• Requirements:
Reproduce each line of the listing exactly.

• Data provided:
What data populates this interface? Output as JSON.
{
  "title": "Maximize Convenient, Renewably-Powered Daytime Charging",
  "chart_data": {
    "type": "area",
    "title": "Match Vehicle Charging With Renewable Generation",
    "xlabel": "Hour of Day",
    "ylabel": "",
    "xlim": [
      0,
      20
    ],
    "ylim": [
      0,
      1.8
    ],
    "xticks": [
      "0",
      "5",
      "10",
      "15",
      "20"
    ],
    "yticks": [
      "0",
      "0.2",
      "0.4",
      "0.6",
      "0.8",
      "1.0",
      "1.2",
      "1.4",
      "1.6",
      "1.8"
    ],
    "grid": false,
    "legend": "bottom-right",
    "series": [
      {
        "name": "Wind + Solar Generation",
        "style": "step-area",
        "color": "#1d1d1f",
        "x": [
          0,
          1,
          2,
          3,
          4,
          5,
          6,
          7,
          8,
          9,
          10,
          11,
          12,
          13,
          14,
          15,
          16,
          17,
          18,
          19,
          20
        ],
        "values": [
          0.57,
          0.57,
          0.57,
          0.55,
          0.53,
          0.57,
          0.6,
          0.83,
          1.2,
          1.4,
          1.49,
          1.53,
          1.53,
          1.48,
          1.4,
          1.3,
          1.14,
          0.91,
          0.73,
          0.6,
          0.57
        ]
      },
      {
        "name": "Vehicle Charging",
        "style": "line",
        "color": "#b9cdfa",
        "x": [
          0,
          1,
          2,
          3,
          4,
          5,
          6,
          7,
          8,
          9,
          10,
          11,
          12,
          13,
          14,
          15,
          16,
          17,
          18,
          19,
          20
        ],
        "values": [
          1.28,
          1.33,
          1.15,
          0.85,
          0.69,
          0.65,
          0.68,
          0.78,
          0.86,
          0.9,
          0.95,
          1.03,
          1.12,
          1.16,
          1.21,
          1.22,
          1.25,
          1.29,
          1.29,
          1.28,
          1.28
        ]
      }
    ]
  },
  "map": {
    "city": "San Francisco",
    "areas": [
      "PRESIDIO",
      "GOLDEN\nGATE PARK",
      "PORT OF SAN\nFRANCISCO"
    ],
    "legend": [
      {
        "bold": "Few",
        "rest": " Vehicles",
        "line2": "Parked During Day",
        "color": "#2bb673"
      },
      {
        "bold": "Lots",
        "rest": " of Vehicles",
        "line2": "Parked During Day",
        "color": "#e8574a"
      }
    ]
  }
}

• Answer for the task:
What data populates this interface? Output as JSON.
{
  "title": "Maximize Convenient, Renewably-Powered Daytime Charging",
  "chart_data": {
    "type": "area",
    "title": "Match Vehicle Charging With Renewable Generation",
    "xlabel": "Hour of Day",
    "ylabel": "",
    "xlim": [
      0,
      20
    ],
    "ylim": [
      0,
      1.8
    ],
    "xticks": [
      "0",
      "5",
      "10",
      "15",
      "20"
    ],
    "yticks": [
      "0",
      "0.2",
      "0.4",
      "0.6",
      "0.8",
      "1.0",
      "1.2",
      "1.4",
      "1.6",
      "1.8"
    ],
    "grid": false,
    "legend": "bottom-right",
    "series": [
      {
        "name": "Wind + Solar Generation",
        "style": "step-area",
        "color": "#1d1d1f",
        "x": [
          0,
          1,
          2,
          3,
          4,
          5,
          6,
          7,
          8,
          9,
          10,
          11,
          12,
          13,
          14,
          15,
          16,
          17,
          18,
          19,
          20
        ],
        "values": [
          0.57,
          0.57,
          0.57,
          0.55,
          0.53,
          0.57,
          0.6,
          0.83,
          1.2,
          1.4,
          1.49,
          1.53,
          1.53,
          1.48,
          1.4,
          1.3,
          1.14,
          0.91,
          0.73,
          0.6,
          0.57
        ]
      },
      {
        "name": "Vehicle Charging",
        "style": "line",
        "color": "#b9cdfa",
        "x": [
          0,
          1,
          2,
          3,
          4,
          5,
          6,
          7,
          8,
          9,
          10,
          11,
          12,
          13,
          14,
          15,
          16,
          17,
          18,
          19,
          20
        ],
        "values": [
          1.28,
          1.33,
          1.15,
          0.85,
          0.69,
          0.65,
          0.68,
          0.78,
          0.86,
          0.9,
          0.95,
          1.03,
          1.12,
          1.16,
          1.21,
          1.22,
          1.25,
          1.29,
          1.29,
          1.28,
          1.28
        ]
      }
    ]
  },
  "map": {
    "city": "San Francisco",
    "areas": [
      "PRESIDIO",
      "GOLDEN\nGATE PARK",
      "PORT OF SAN\nFRANCISCO"
    ],
    "legend": [
      {
        "bold": "Few",
        "rest": " Vehicles",
        "line2": "Parked During Day",
        "color": "#2bb673"
      },
      {
        "bold": "Lots",
        "rest": " of Vehicles",
        "line2": "Parked During Day",
        "color": "#e8574a"
      }
    ]
  }
}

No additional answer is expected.